▸ **Task**: Please write out the lines of the material starting at the line that contains "q-num: 5. [207, 1025, 223, 1041]" and ending at the line that contains "357, 194, 385]", including both of those lines. Copy each one character for character.

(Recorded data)
+ + + +

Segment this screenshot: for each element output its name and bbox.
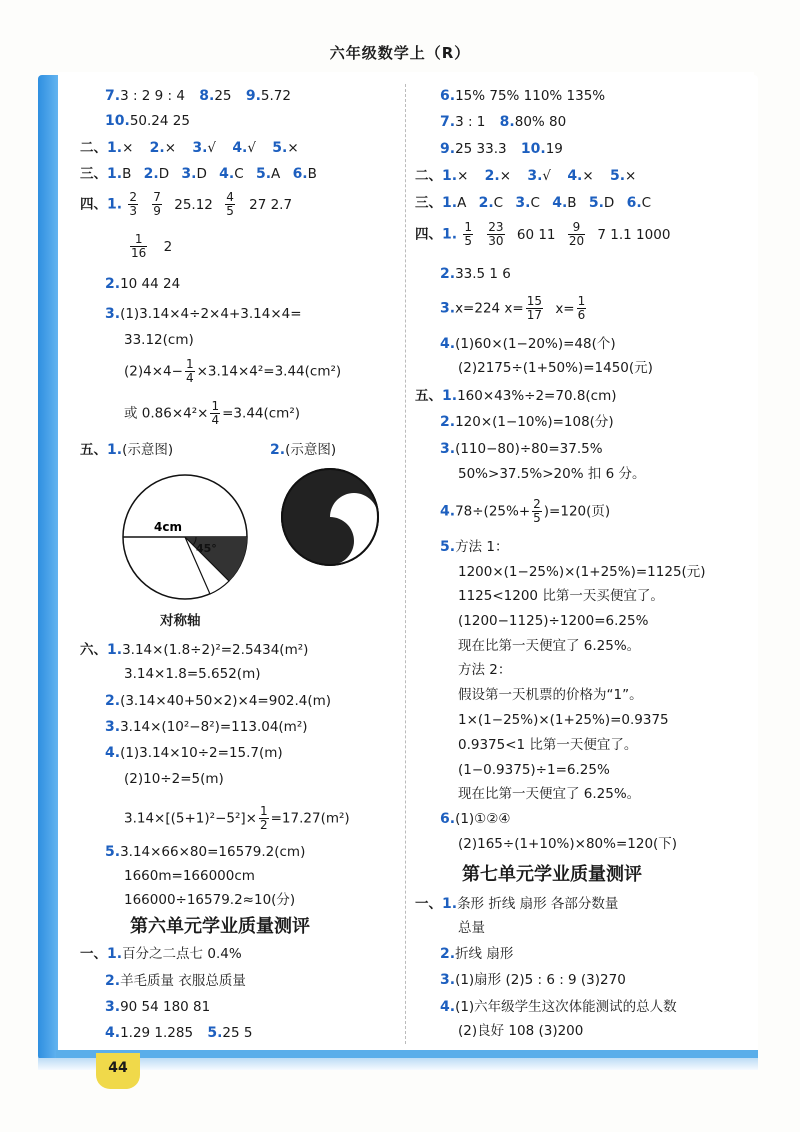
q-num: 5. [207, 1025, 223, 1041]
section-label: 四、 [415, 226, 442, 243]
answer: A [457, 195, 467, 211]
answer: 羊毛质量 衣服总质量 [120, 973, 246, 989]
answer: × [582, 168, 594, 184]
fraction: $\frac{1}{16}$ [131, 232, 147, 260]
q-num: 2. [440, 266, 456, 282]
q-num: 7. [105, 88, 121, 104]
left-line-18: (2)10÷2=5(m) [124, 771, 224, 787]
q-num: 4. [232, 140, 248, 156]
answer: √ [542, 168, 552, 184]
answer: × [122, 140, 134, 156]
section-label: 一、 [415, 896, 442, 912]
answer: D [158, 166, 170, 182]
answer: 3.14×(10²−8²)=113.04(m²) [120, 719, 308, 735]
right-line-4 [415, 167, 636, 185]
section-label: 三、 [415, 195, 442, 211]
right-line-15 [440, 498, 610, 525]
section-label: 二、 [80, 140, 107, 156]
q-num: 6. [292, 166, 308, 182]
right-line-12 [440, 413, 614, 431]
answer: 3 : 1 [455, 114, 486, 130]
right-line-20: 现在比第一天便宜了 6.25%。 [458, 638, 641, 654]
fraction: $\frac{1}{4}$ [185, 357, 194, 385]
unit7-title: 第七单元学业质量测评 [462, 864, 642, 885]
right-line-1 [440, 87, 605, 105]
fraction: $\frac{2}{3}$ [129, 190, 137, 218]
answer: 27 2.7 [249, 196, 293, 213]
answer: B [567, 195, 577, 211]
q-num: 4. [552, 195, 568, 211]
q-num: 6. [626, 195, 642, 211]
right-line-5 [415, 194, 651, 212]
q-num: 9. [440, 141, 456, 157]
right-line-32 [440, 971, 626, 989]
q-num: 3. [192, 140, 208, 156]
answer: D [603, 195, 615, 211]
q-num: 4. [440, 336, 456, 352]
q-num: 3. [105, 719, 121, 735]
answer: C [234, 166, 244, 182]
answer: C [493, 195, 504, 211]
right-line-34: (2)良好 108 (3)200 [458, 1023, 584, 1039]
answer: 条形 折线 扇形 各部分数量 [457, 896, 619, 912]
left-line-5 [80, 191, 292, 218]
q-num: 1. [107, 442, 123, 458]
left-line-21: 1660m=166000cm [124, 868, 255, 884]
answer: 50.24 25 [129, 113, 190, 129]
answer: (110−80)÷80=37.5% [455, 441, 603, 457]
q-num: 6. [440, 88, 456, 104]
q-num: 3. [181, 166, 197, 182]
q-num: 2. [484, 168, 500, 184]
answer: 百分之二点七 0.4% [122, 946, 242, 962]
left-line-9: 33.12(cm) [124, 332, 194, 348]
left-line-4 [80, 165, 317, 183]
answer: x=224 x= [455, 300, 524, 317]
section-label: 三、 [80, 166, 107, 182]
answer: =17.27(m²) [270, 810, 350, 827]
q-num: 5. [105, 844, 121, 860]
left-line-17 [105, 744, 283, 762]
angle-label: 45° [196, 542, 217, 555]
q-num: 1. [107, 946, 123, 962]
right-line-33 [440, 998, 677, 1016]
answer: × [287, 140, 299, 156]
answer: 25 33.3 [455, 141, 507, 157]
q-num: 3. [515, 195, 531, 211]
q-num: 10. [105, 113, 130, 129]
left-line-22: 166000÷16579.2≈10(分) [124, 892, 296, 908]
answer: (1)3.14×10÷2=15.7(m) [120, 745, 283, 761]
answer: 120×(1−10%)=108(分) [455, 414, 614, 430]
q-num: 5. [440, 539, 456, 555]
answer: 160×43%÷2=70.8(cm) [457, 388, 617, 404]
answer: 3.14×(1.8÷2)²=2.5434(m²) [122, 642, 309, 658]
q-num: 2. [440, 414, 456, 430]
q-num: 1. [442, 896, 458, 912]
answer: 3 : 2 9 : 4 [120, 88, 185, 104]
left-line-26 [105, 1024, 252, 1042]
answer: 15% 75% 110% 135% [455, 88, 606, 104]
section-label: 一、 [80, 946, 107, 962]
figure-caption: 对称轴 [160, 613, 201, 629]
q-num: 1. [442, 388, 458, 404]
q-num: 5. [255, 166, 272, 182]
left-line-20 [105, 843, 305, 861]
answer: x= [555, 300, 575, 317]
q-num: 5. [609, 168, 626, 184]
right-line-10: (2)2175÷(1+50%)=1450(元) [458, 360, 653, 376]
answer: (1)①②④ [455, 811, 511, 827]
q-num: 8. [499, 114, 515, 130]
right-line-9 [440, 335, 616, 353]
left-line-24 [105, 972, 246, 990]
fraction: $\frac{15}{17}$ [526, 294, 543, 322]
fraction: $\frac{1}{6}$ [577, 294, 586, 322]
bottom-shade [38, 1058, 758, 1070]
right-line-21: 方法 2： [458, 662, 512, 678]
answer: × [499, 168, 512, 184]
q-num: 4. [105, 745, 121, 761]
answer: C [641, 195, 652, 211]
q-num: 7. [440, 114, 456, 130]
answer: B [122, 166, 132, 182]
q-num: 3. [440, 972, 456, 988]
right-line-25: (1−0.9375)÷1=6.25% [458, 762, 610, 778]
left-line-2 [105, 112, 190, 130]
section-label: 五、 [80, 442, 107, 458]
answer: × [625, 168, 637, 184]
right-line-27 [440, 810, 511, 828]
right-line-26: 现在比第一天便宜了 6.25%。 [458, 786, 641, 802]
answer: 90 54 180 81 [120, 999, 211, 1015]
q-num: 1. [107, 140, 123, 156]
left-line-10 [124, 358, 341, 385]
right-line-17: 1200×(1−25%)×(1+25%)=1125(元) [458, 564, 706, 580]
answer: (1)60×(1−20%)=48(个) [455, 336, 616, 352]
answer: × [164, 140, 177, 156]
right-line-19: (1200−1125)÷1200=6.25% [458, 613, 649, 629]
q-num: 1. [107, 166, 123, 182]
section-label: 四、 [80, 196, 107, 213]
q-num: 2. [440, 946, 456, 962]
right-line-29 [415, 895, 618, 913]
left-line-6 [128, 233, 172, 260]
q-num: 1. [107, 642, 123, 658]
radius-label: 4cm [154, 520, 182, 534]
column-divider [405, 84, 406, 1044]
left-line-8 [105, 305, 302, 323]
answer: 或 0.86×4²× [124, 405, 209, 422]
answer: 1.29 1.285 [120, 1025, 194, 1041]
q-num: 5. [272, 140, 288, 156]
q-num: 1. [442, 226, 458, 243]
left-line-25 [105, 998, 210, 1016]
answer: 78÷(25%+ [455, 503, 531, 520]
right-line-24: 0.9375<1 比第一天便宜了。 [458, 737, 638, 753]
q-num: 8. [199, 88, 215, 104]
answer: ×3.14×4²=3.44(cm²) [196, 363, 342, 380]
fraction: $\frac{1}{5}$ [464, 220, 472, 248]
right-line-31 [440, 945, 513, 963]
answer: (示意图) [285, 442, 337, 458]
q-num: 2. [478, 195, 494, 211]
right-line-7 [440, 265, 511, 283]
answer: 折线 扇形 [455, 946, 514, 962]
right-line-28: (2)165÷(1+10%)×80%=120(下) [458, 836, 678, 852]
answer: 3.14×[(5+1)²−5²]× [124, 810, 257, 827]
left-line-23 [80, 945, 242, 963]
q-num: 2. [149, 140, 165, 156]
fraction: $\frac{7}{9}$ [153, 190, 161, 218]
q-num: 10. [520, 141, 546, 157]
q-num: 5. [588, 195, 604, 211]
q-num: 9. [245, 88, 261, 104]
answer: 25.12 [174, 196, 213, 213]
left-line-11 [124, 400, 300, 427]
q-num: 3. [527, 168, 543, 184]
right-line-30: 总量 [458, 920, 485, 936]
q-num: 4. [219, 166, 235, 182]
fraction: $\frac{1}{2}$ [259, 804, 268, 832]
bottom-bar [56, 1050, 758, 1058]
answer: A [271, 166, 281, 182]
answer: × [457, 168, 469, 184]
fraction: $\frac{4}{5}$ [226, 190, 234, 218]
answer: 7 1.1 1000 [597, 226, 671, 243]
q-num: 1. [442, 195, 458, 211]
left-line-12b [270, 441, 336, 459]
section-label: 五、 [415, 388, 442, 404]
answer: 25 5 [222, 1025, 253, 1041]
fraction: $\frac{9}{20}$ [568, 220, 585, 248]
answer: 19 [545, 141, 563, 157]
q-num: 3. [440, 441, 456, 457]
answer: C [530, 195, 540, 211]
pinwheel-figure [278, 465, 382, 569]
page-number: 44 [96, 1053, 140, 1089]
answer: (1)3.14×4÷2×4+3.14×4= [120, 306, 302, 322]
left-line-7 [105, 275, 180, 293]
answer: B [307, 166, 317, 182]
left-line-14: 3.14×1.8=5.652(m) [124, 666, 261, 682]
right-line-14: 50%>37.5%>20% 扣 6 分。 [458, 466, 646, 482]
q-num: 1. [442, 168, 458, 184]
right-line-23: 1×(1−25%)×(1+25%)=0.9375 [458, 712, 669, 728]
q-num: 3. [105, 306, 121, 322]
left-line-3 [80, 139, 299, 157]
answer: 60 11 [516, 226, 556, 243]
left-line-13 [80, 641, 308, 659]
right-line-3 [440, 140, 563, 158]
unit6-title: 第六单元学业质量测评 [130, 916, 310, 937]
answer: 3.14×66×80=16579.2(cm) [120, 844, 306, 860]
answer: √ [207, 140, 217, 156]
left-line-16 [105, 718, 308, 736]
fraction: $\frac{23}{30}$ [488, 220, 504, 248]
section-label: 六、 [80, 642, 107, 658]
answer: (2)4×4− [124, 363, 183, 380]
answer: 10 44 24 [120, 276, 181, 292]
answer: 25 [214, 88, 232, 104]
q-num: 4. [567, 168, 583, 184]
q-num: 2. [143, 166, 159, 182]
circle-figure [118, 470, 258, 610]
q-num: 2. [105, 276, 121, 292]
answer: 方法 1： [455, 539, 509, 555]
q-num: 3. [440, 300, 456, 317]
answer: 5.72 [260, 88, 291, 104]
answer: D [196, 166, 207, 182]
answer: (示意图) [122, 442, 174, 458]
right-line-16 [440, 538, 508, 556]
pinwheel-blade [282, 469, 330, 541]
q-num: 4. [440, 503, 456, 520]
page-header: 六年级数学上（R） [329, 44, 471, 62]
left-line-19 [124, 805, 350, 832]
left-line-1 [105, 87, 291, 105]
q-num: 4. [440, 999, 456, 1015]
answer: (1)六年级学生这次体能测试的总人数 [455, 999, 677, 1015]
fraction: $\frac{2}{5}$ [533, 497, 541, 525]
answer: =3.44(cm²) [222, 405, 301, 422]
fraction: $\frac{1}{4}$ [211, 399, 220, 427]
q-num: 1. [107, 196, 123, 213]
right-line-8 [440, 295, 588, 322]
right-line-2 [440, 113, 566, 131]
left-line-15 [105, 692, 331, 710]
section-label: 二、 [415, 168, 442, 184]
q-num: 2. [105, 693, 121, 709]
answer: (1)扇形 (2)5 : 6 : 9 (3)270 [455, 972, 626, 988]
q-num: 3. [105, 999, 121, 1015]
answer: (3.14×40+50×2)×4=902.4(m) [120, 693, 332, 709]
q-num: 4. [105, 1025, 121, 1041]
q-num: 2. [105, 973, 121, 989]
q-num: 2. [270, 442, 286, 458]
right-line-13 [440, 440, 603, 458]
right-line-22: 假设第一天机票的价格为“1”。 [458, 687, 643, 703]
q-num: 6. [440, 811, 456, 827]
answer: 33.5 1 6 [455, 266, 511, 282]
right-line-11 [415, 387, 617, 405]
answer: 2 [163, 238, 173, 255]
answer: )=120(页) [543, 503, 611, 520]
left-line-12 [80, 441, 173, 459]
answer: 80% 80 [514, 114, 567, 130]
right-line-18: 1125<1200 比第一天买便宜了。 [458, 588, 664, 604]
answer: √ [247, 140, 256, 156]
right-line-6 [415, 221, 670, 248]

+ + + +

▸ **Exercise result**:
q-num: 5. [207, 1025, 223, 1041]
section-label: 四、 [415, 226, 442, 243]
answer: A [457, 195, 467, 211]
answer: 羊毛质量 衣服总质量 [120, 973, 246, 989]
answer: × [582, 168, 594, 184]
fraction: $\frac{1}{16}$ [131, 232, 147, 260]
q-num: 2. [440, 266, 456, 282]
q-num: 7. [105, 88, 121, 104]
left-line-18: (2)10÷2=5(m) [124, 771, 224, 787]
q-num: 4. [232, 140, 248, 156]
answer: √ [542, 168, 552, 184]
answer: × [122, 140, 134, 156]
section-label: 一、 [415, 896, 442, 912]
answer: D [158, 166, 170, 182]
answer: 3.14×(10²−8²)=113.04(m²) [120, 719, 308, 735]
right-line-4 [415, 167, 636, 185]
section-label: 三、 [415, 195, 442, 211]
right-line-15 [440, 498, 610, 525]
section-label: 二、 [80, 140, 107, 156]
q-num: 6. [292, 166, 308, 182]
right-line-12 [440, 413, 614, 431]
answer: 3 : 1 [455, 114, 486, 130]
right-line-20: 现在比第一天便宜了 6.25%。 [458, 638, 641, 654]
fraction: $\frac{1}{4}$ [185, 357, 194, 385]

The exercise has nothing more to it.